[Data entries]
┄┄┄┄┄┄┄┄┄┄┄┄┄┄┄┄┄┄┄┄
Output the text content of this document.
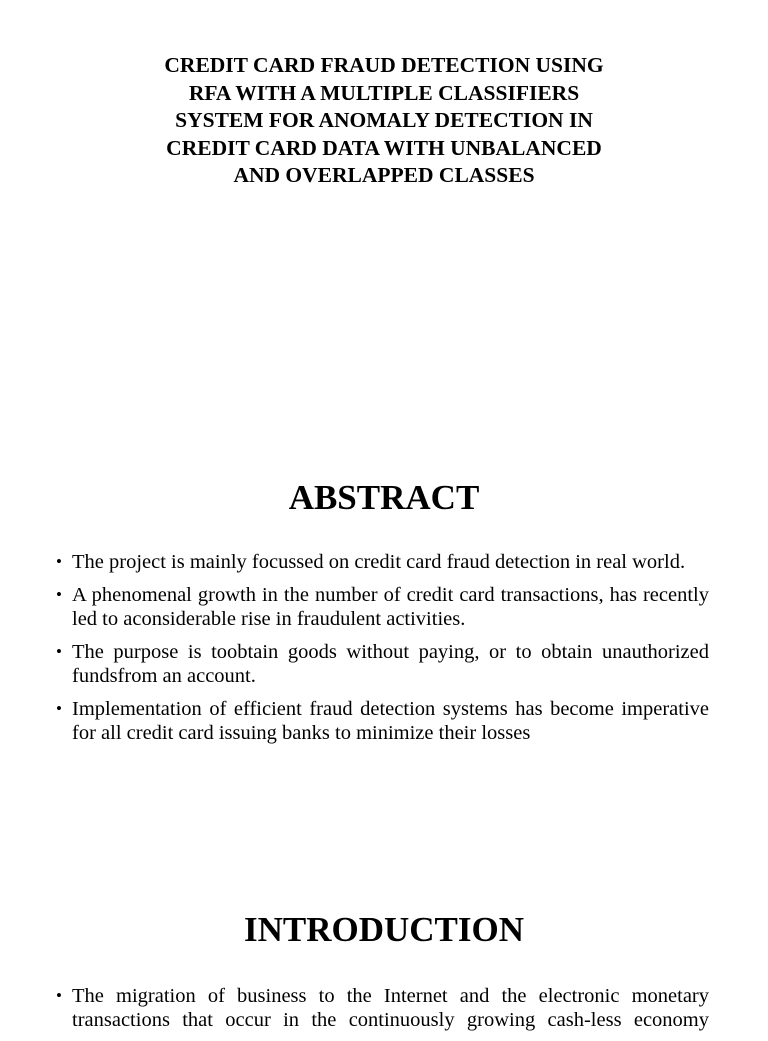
CREDIT CARD FRAUD DETECTION USING
RFA WITH A MULTIPLE CLASSIFIERS
SYSTEM FOR ANOMALY DETECTION IN
CREDIT CARD DATA WITH UNBALANCED
AND OVERLAPPED CLASSES
ABSTRACT
• The project is mainly focussed on credit card fraud detection in real world.
• A phenomenal growth in the number of credit card transactions, has recently led to aconsiderable rise in fraudulent activities.
• The purpose is toobtain goods without paying, or to obtain unauthorized fundsfrom an account.
• Implementation of efficient fraud detection systems has become imperative for all credit card issuing banks to minimize their losses
INTRODUCTION
• The migration of business to the Internet and the electronic monetary transactions that occur in the continuously growing cash-less economy
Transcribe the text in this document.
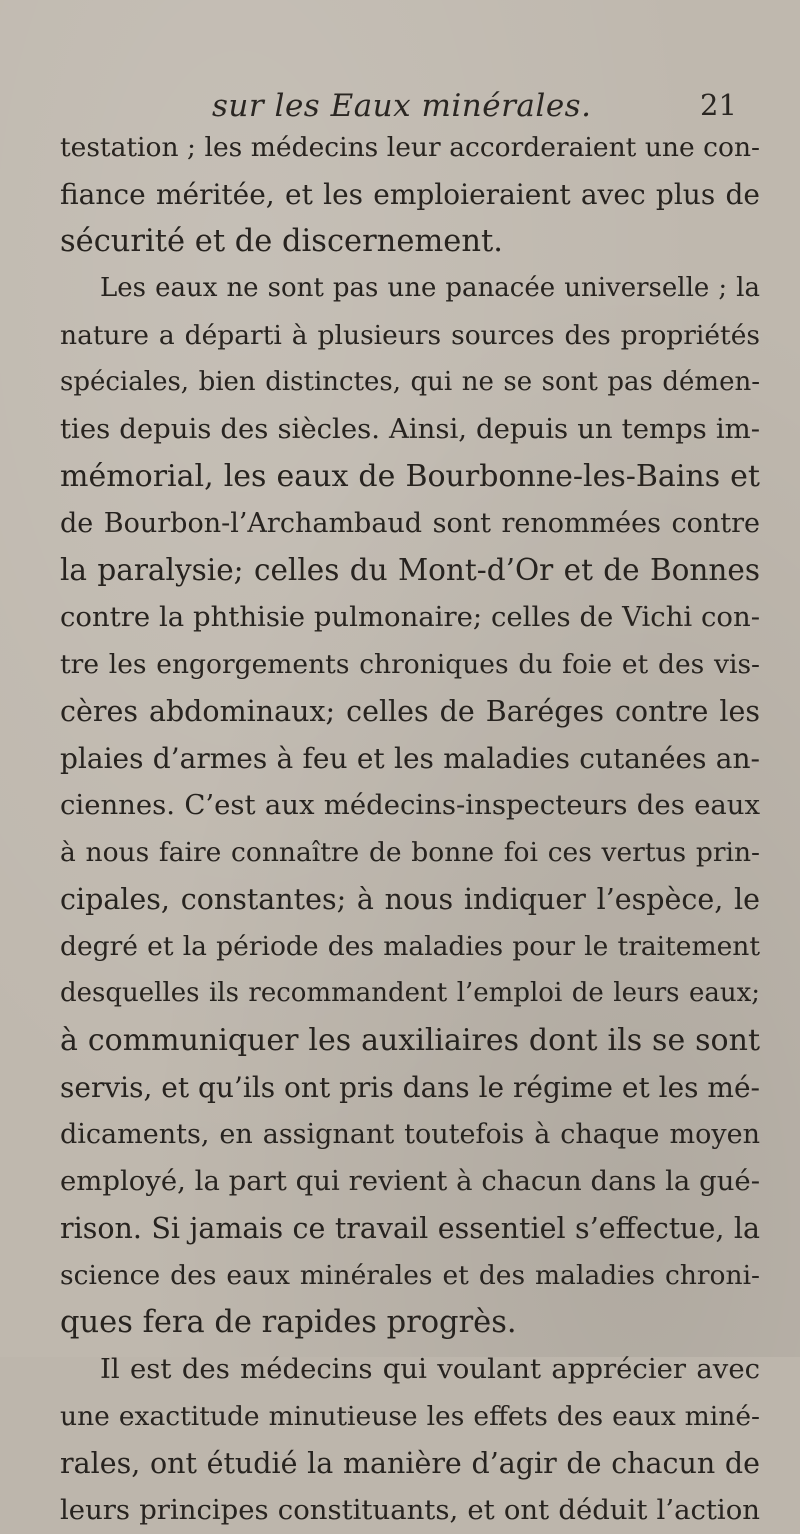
sur les Eaux minérales.	21
testation ; les médecins leur accorderaient une con-
fiance méritée, et les emploieraient avec plus de
sécurité et de discernement.
Les eaux ne sont pas une panacée universelle ; la
nature a départi à plusieurs sources des propriétés
spéciales, bien distinctes, qui ne se sont pas démen-
ties depuis des siècles. Ainsi, depuis un temps im-
mémorial, les eaux de Bourbonne-les-Bains et
de Bourbon-l’Archambaud sont renommées contre
la paralysie; celles du Mont-d’Or et de Bonnes
contre la phthisie pulmonaire; celles de Vichi con-
tre les engorgements chroniques du foie et des vis-
cères abdominaux; celles de Baréges contre les
plaies d’armes à feu et les maladies cutanées an-
ciennes. C’est aux médecins-inspecteurs des eaux
à nous faire connaître de bonne foi ces vertus prin-
cipales, constantes; à nous indiquer l’espèce, le
degré et la période des maladies pour le traitement
desquelles ils recommandent l’emploi de leurs eaux;
à communiquer les auxiliaires dont ils se sont
servis, et qu’ils ont pris dans le régime et les mé-
dicaments, en assignant toutefois à chaque moyen
employé, la part qui revient à chacun dans la gué-
rison. Si jamais ce travail essentiel s’effectue, la
science des eaux minérales et des maladies chroni-
ques fera de rapides progrès.
Il est des médecins qui voulant apprécier avec
une exactitude minutieuse les effets des eaux miné-
rales, ont étudié la manière d’agir de chacun de
leurs principes constituants, et ont déduit l’action
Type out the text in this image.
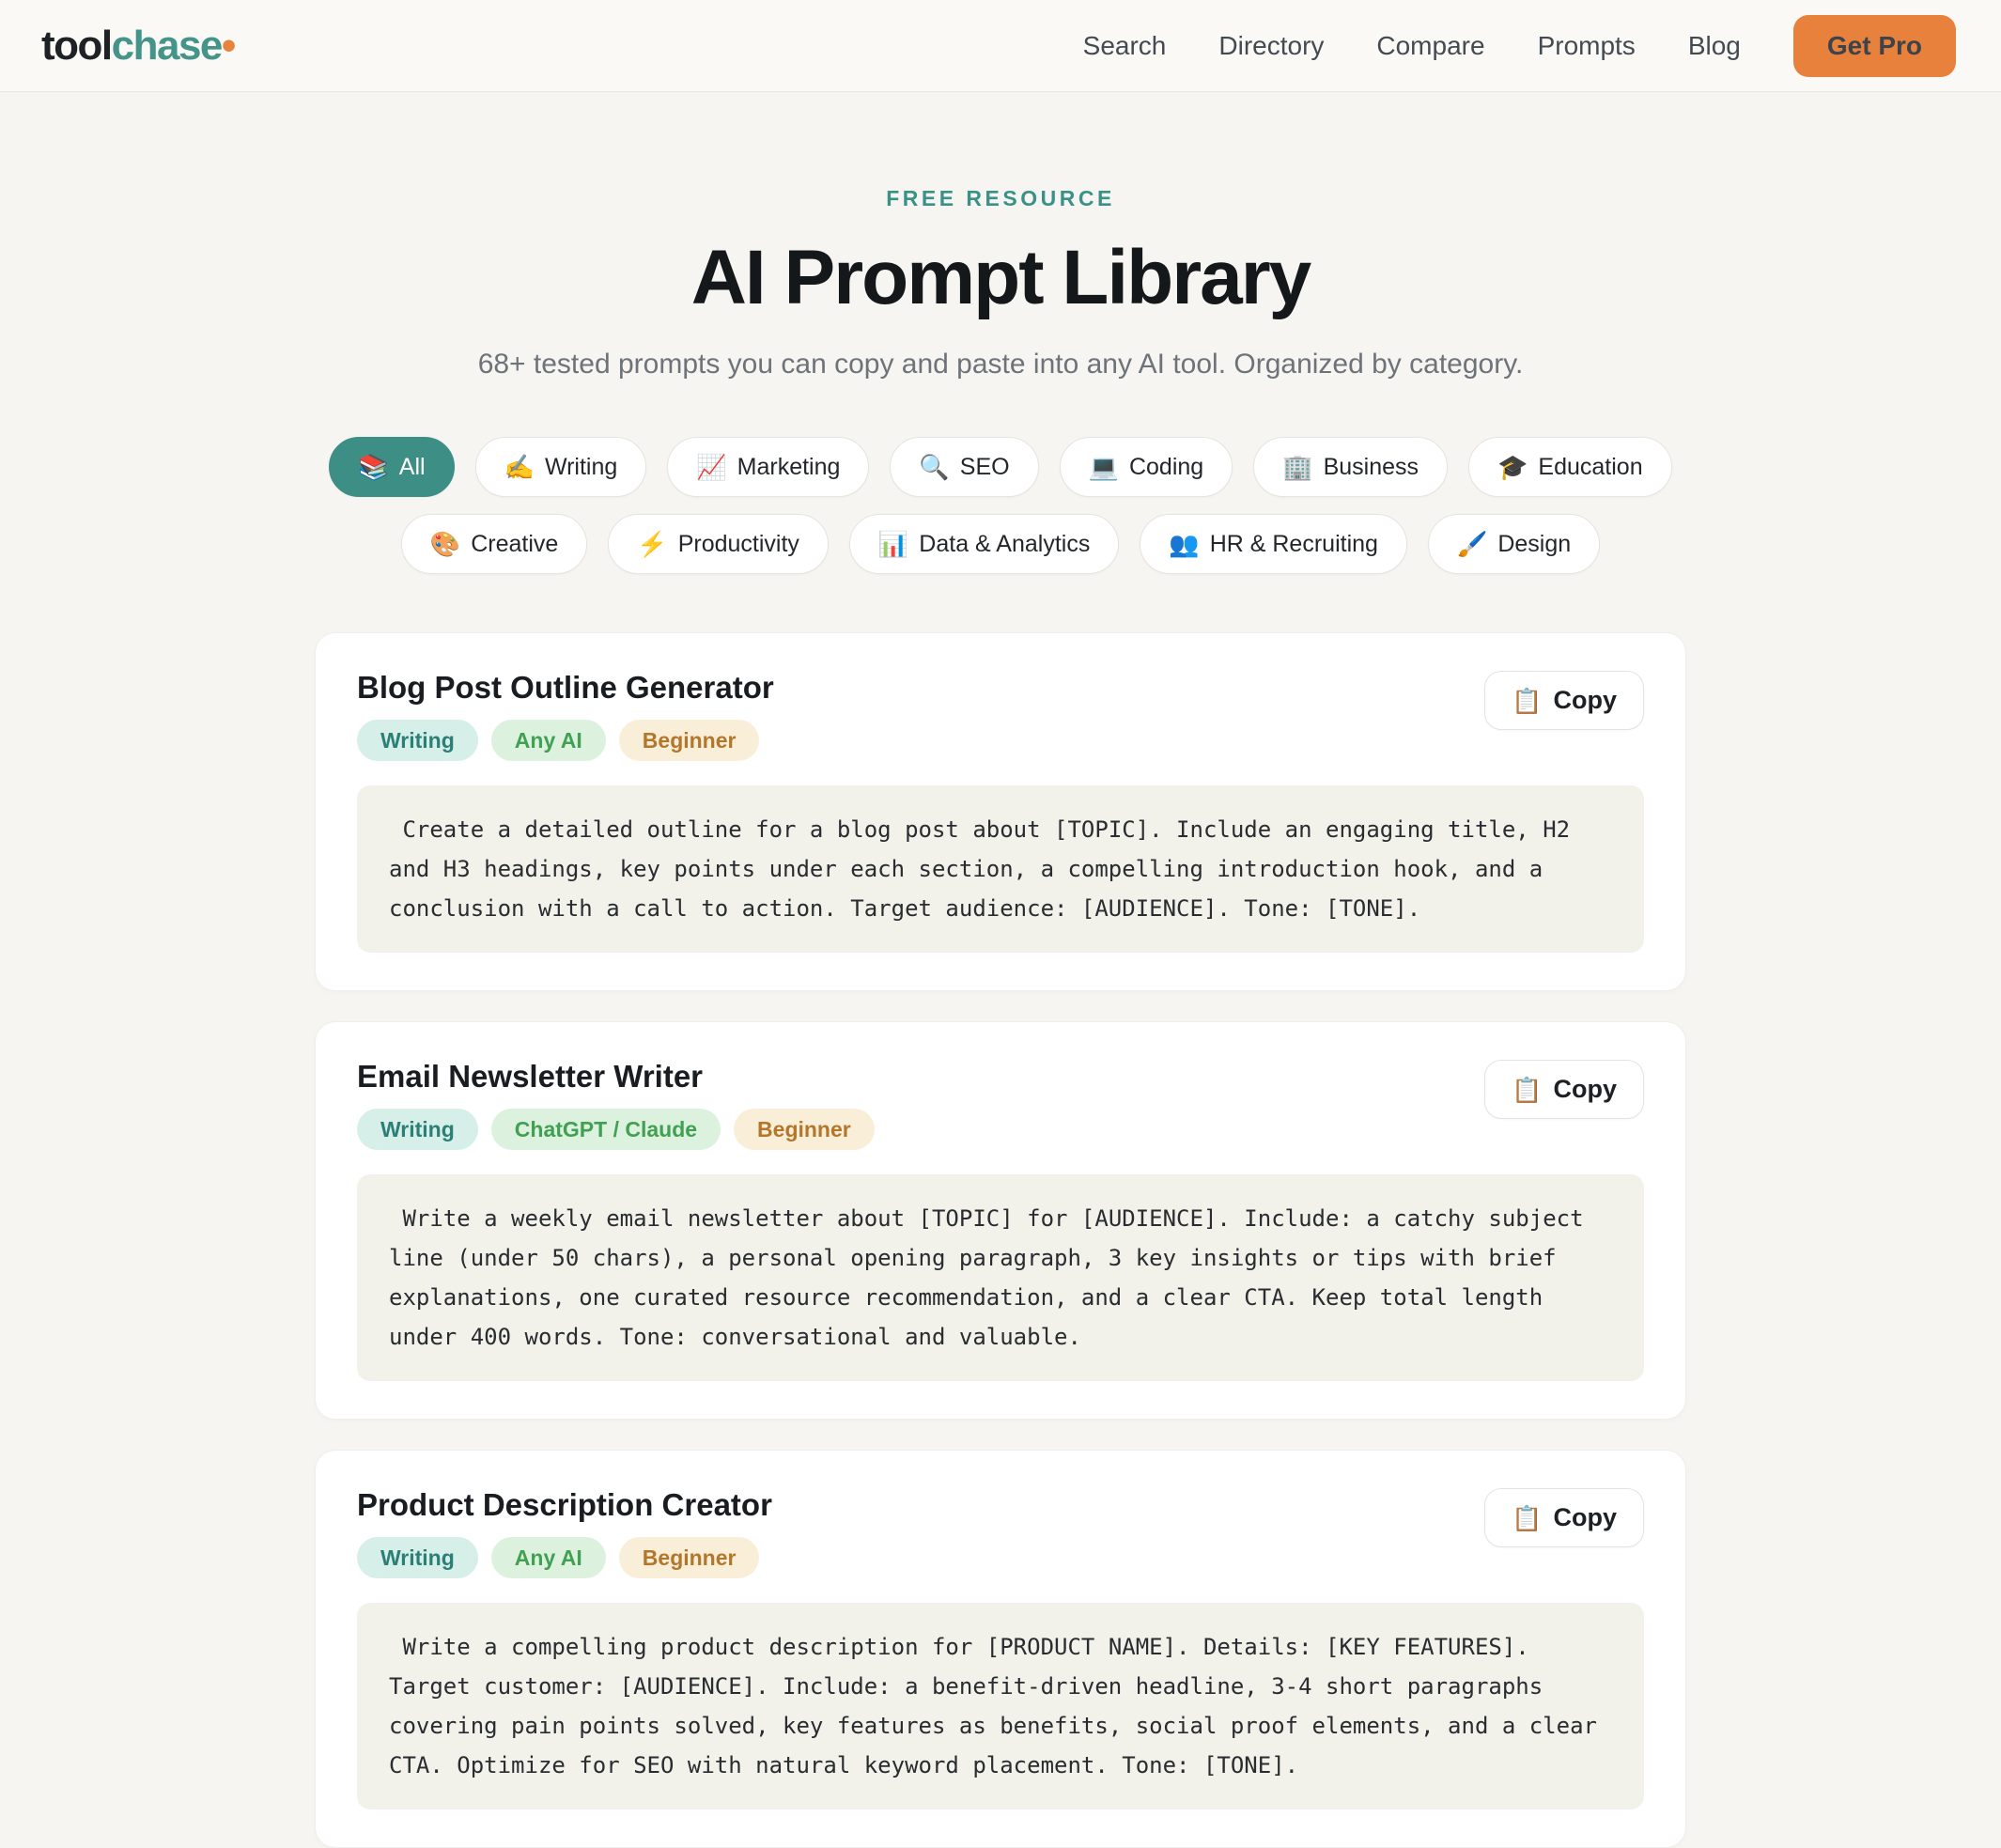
toolchase•	Search Directory Compare Prompts Blog	Get Pro
FREE RESOURCE
AI Prompt Library

68+ tested prompts you can copy and paste into any AI tool. Organized by category.

📚 All	✍️ Writing	📈 Marketing	🔍 SEO	💻 Coding	🏢 Business	🎓 Education
🎨 Creative	⚡ Productivity	📊 Data & Analytics	👥 HR & Recruiting	🖌️ Design
Blog Post Outline Generator
Writing	Any AI	Beginner
📋 Copy
Create a detailed outline for a blog post about [TOPIC]. Include an engaging title, H2 and H3 headings, key points under each section, a compelling introduction hook, and a conclusion with a call to action. Target audience: [AUDIENCE]. Tone: [TONE].
Email Newsletter Writer
Writing	ChatGPT / Claude	Beginner
📋 Copy
Write a weekly email newsletter about [TOPIC] for [AUDIENCE]. Include: a catchy subject line (under 50 chars), a personal opening paragraph, 3 key insights or tips with brief explanations, one curated resource recommendation, and a clear CTA. Keep total length under 400 words. Tone: conversational and valuable.
Product Description Creator
Writing	Any AI	Beginner
📋 Copy
Write a compelling product description for [PRODUCT NAME]. Details: [KEY FEATURES]. Target customer: [AUDIENCE]. Include: a benefit-driven headline, 3-4 short paragraphs covering pain points solved, key features as benefits, social proof elements, and a clear CTA. Optimize for SEO with natural keyword placement. Tone: [TONE].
┄┄┄┄┄┄┄┄┄┄┄┄┄┄┄┄┄┄┄┄
* **EXERCISE DIRECTIONS**
Copy each line holding the word "points" from the listing above.

* **EXERCISE SOLUTION**
Create a detailed outline for a blog post about [TOPIC]. Include an engaging title, H2 and H3 headings, key points under each section, a compelling introduction hook, and a conclusion with a call to action. Target audience: [AUDIENCE]. Tone: [TONE].
Write a compelling product description for [PRODUCT NAME]. Details: [KEY FEATURES]. Target customer: [AUDIENCE]. Include: a benefit-driven headline, 3-4 short paragraphs covering pain points solved, key features as benefits, social proof elements, and a clear CTA. Optimize for SEO with natural keyword placement. Tone: [TONE].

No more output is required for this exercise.